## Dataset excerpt
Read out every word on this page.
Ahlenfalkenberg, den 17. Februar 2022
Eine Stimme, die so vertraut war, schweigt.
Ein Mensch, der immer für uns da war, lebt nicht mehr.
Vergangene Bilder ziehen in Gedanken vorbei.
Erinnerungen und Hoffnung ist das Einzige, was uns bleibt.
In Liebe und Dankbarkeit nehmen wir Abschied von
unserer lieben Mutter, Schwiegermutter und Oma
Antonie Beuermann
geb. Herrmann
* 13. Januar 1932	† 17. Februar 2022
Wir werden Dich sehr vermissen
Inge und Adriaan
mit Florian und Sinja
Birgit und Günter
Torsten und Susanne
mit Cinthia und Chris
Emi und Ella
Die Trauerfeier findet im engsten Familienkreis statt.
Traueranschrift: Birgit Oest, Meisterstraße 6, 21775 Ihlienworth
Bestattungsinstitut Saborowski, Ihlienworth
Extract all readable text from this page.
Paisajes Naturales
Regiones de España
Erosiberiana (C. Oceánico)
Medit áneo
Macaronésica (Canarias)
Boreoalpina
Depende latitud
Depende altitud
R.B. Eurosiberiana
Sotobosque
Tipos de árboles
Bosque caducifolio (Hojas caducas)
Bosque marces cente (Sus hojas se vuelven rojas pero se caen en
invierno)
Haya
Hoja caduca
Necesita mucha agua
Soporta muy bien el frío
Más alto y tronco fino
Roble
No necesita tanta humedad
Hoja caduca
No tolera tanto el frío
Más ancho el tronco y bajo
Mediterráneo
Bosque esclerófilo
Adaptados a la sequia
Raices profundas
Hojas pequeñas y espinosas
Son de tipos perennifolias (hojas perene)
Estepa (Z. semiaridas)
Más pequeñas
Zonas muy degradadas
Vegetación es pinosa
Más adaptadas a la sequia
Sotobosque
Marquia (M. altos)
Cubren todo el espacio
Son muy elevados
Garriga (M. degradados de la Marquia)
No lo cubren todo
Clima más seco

## Short problem
For this exercise, gather every line of the data that contains the word "Birgit".

## Complete response
Birgit und Günter
Traueranschrift: Birgit Oest, Meisterstraße 6, 21775 Ihlienworth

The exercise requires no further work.